Task to carry out
All records must be quoted exactly. Omit the pictures.

[Stored data]
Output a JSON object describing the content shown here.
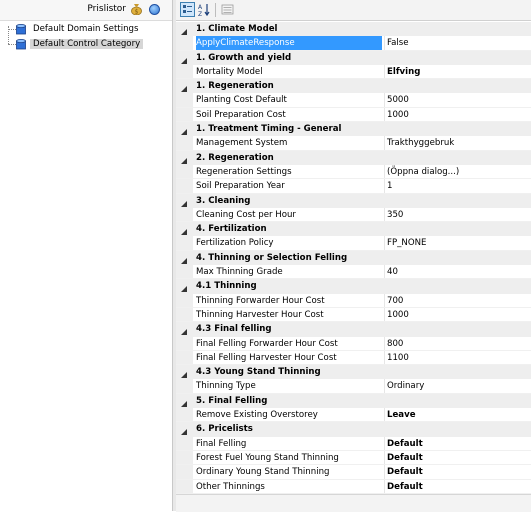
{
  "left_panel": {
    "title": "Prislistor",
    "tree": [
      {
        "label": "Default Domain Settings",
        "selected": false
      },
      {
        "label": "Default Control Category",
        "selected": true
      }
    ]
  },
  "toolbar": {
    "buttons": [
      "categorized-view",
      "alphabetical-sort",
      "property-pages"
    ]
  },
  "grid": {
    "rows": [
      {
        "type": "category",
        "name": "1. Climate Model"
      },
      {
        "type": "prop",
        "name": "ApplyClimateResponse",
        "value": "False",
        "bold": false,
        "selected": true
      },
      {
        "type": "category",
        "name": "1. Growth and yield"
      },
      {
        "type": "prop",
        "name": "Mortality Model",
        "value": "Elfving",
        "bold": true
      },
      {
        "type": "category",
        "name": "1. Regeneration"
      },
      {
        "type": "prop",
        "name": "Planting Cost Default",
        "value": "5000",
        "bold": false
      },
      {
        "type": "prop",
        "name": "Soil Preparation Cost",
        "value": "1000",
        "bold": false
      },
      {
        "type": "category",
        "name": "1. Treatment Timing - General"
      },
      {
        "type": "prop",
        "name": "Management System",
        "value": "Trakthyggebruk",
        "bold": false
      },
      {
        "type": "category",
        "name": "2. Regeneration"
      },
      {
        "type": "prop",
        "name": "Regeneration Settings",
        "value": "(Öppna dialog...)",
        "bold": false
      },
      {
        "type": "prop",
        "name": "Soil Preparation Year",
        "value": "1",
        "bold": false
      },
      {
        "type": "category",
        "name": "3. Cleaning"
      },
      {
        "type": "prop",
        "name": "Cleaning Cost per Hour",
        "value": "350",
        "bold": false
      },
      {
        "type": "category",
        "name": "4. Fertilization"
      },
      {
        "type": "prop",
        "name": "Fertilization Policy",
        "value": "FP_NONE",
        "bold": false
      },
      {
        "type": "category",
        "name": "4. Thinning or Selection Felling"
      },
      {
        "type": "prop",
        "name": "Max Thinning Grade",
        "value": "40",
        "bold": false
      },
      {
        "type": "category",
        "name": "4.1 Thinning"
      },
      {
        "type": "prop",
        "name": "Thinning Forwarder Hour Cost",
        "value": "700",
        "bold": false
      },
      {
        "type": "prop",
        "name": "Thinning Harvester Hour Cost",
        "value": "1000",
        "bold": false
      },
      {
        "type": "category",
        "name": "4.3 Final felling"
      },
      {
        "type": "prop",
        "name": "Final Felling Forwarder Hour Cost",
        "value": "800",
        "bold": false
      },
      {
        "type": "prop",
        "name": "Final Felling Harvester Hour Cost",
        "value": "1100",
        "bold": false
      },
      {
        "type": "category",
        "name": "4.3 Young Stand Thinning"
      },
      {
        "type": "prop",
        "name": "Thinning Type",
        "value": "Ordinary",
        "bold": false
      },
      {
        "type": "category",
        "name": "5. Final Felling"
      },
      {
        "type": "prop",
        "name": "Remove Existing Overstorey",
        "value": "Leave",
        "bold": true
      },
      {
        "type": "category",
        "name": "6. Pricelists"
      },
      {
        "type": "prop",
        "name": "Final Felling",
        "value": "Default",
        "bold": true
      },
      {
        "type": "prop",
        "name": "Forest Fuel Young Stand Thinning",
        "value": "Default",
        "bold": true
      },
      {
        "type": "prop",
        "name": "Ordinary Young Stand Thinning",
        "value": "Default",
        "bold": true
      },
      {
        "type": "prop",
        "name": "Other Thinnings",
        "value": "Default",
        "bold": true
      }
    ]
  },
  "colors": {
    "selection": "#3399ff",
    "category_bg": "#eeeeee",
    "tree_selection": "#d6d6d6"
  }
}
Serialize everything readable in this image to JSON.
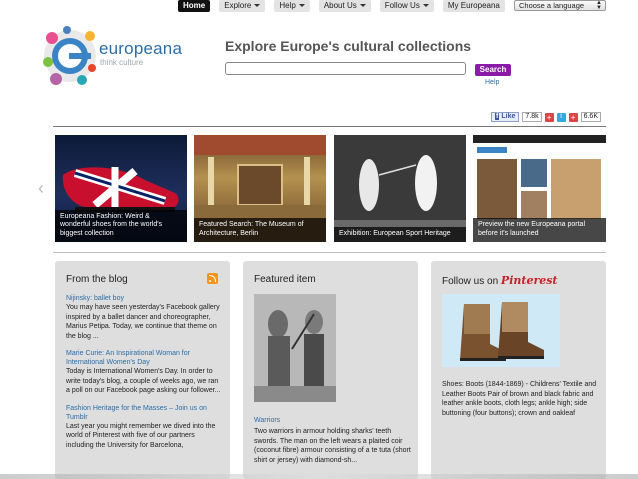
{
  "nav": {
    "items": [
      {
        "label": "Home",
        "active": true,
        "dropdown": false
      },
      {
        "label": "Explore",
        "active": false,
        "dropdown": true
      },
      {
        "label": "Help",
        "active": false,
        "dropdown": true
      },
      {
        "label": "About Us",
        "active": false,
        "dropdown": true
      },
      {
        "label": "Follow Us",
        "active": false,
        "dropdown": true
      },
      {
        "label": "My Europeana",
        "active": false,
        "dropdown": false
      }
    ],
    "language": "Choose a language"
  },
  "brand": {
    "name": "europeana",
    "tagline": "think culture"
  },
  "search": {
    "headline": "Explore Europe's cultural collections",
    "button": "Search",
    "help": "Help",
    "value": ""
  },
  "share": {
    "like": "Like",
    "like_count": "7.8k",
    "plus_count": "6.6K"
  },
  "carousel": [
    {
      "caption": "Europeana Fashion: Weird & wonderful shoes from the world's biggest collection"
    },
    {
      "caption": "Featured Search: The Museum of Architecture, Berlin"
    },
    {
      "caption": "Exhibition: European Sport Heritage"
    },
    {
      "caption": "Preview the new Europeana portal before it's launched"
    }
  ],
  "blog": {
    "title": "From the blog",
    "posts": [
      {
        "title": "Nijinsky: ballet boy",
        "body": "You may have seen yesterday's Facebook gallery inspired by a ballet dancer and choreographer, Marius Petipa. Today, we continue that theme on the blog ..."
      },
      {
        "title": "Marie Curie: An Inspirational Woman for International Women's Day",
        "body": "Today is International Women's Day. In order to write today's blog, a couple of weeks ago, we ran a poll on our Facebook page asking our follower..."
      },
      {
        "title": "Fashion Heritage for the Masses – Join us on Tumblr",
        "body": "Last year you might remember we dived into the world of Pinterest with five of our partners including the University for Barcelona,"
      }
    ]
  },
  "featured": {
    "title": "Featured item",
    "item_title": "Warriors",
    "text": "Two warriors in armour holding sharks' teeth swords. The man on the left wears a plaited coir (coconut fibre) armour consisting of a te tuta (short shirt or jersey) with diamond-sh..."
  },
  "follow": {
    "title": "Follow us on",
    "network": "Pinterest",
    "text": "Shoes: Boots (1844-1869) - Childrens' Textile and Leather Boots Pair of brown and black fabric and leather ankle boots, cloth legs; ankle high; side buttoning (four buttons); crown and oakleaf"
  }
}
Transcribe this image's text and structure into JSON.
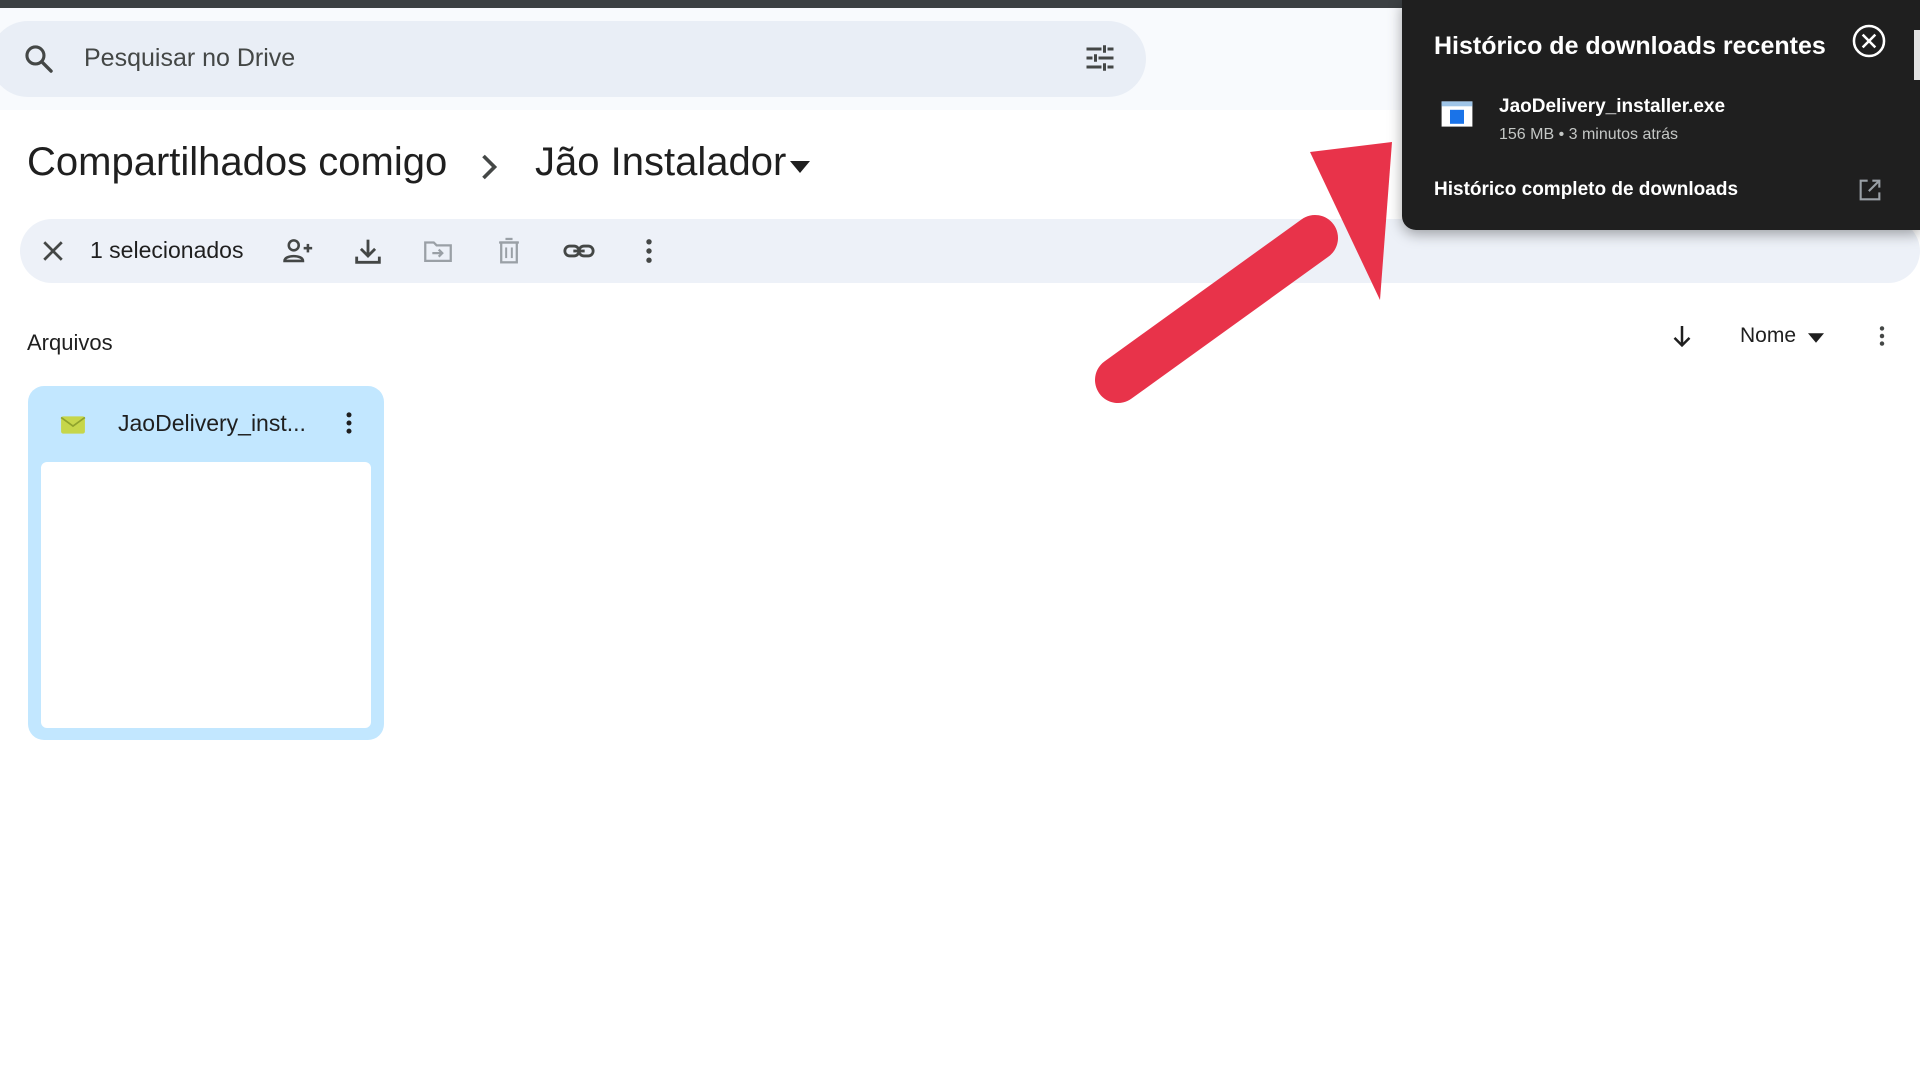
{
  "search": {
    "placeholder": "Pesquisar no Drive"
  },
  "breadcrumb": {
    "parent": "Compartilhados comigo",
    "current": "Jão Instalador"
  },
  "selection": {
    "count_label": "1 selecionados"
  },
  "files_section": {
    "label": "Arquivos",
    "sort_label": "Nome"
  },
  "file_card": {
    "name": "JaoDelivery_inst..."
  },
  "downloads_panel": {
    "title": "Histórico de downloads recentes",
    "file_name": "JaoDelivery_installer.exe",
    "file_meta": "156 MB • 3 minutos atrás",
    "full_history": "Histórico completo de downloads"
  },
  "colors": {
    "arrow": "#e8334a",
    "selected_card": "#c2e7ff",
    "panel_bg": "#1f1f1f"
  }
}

Solution
Output a JSON object describing the content shown here.
{
  "left_panel": {
    "title": "Prislistor",
    "tree": [
      {
        "label": "Default Domain Settings",
        "selected": false
      },
      {
        "label": "Default Control Category",
        "selected": true
      }
    ]
  },
  "toolbar": {
    "buttons": [
      "categorized-view",
      "alphabetical-sort",
      "property-pages"
    ]
  },
  "grid": {
    "rows": [
      {
        "type": "category",
        "name": "1. Climate Model"
      },
      {
        "type": "prop",
        "name": "ApplyClimateResponse",
        "value": "False",
        "bold": false,
        "selected": true
      },
      {
        "type": "category",
        "name": "1. Growth and yield"
      },
      {
        "type": "prop",
        "name": "Mortality Model",
        "value": "Elfving",
        "bold": true
      },
      {
        "type": "category",
        "name": "1. Regeneration"
      },
      {
        "type": "prop",
        "name": "Planting Cost Default",
        "value": "5000",
        "bold": false
      },
      {
        "type": "prop",
        "name": "Soil Preparation Cost",
        "value": "1000",
        "bold": false
      },
      {
        "type": "category",
        "name": "1. Treatment Timing - General"
      },
      {
        "type": "prop",
        "name": "Management System",
        "value": "Trakthyggebruk",
        "bold": false
      },
      {
        "type": "category",
        "name": "2. Regeneration"
      },
      {
        "type": "prop",
        "name": "Regeneration Settings",
        "value": "(Öppna dialog...)",
        "bold": false
      },
      {
        "type": "prop",
        "name": "Soil Preparation Year",
        "value": "1",
        "bold": false
      },
      {
        "type": "category",
        "name": "3. Cleaning"
      },
      {
        "type": "prop",
        "name": "Cleaning Cost per Hour",
        "value": "350",
        "bold": false
      },
      {
        "type": "category",
        "name": "4. Fertilization"
      },
      {
        "type": "prop",
        "name": "Fertilization Policy",
        "value": "FP_NONE",
        "bold": false
      },
      {
        "type": "category",
        "name": "4. Thinning or Selection Felling"
      },
      {
        "type": "prop",
        "name": "Max Thinning Grade",
        "value": "40",
        "bold": false
      },
      {
        "type": "category",
        "name": "4.1 Thinning"
      },
      {
        "type": "prop",
        "name": "Thinning Forwarder Hour Cost",
        "value": "700",
        "bold": false
      },
      {
        "type": "prop",
        "name": "Thinning Harvester Hour Cost",
        "value": "1000",
        "bold": false
      },
      {
        "type": "category",
        "name": "4.3 Final felling"
      },
      {
        "type": "prop",
        "name": "Final Felling Forwarder Hour Cost",
        "value": "800",
        "bold": false
      },
      {
        "type": "prop",
        "name": "Final Felling Harvester Hour Cost",
        "value": "1100",
        "bold": false
      },
      {
        "type": "category",
        "name": "4.3 Young Stand Thinning"
      },
      {
        "type": "prop",
        "name": "Thinning Type",
        "value": "Ordinary",
        "bold": false
      },
      {
        "type": "category",
        "name": "5. Final Felling"
      },
      {
        "type": "prop",
        "name": "Remove Existing Overstorey",
        "value": "Leave",
        "bold": true
      },
      {
        "type": "category",
        "name": "6. Pricelists"
      },
      {
        "type": "prop",
        "name": "Final Felling",
        "value": "Default",
        "bold": true
      },
      {
        "type": "prop",
        "name": "Forest Fuel Young Stand Thinning",
        "value": "Default",
        "bold": true
      },
      {
        "type": "prop",
        "name": "Ordinary Young Stand Thinning",
        "value": "Default",
        "bold": true
      },
      {
        "type": "prop",
        "name": "Other Thinnings",
        "value": "Default",
        "bold": true
      }
    ]
  },
  "colors": {
    "selection": "#3399ff",
    "category_bg": "#eeeeee",
    "tree_selection": "#d6d6d6"
  }
}
Serialize everything readable in this image to JSON.
{
  "nav": {
    "items": [
      {
        "label": "Home",
        "active": true,
        "dropdown": false
      },
      {
        "label": "Explore",
        "active": false,
        "dropdown": true
      },
      {
        "label": "Help",
        "active": false,
        "dropdown": true
      },
      {
        "label": "About Us",
        "active": false,
        "dropdown": true
      },
      {
        "label": "Follow Us",
        "active": false,
        "dropdown": true
      },
      {
        "label": "My Europeana",
        "active": false,
        "dropdown": false
      }
    ],
    "language": "Choose a language"
  },
  "brand": {
    "name": "europeana",
    "tagline": "think culture"
  },
  "search": {
    "headline": "Explore Europe's cultural collections",
    "button": "Search",
    "help": "Help",
    "value": ""
  },
  "share": {
    "like": "Like",
    "like_count": "7.8k",
    "plus_count": "6.6K"
  },
  "carousel": [
    {
      "caption": "Europeana Fashion: Weird & wonderful shoes from the world's biggest collection"
    },
    {
      "caption": "Featured Search: The Museum of Architecture, Berlin"
    },
    {
      "caption": "Exhibition: European Sport Heritage"
    },
    {
      "caption": "Preview the new Europeana portal before it's launched"
    }
  ],
  "blog": {
    "title": "From the blog",
    "posts": [
      {
        "title": "Nijinsky: ballet boy",
        "body": "You may have seen yesterday's Facebook gallery inspired by a ballet dancer and choreographer, Marius Petipa. Today, we continue that theme on the blog ..."
      },
      {
        "title": "Marie Curie: An Inspirational Woman for International Women's Day",
        "body": "Today is International Women's Day. In order to write today's blog, a couple of weeks ago, we ran a poll on our Facebook page asking our follower..."
      },
      {
        "title": "Fashion Heritage for the Masses – Join us on Tumblr",
        "body": "Last year you might remember we dived into the world of Pinterest with five of our partners including the University for Barcelona,"
      }
    ]
  },
  "featured": {
    "title": "Featured item",
    "item_title": "Warriors",
    "text": "Two warriors in armour holding sharks' teeth swords. The man on the left wears a plaited coir (coconut fibre) armour consisting of a te tuta (short shirt or jersey) with diamond-sh..."
  },
  "follow": {
    "title": "Follow us on",
    "network": "Pinterest",
    "text": "Shoes: Boots (1844-1869) - Childrens' Textile and Leather Boots Pair of brown and black fabric and leather ankle boots, cloth legs; ankle high; side buttoning (four buttons); crown and oakleaf"
  }
}
Transcribe this image's text and structure into JSON.
{
  "search": {
    "placeholder": "Pesquisar no Drive"
  },
  "breadcrumb": {
    "parent": "Compartilhados comigo",
    "current": "Jão Instalador"
  },
  "selection": {
    "count_label": "1 selecionados"
  },
  "files_section": {
    "label": "Arquivos",
    "sort_label": "Nome"
  },
  "file_card": {
    "name": "JaoDelivery_inst..."
  },
  "downloads_panel": {
    "title": "Histórico de downloads recentes",
    "file_name": "JaoDelivery_installer.exe",
    "file_meta": "156 MB • 3 minutos atrás",
    "full_history": "Histórico completo de downloads"
  },
  "colors": {
    "arrow": "#e8334a",
    "selected_card": "#c2e7ff",
    "panel_bg": "#1f1f1f"
  }
}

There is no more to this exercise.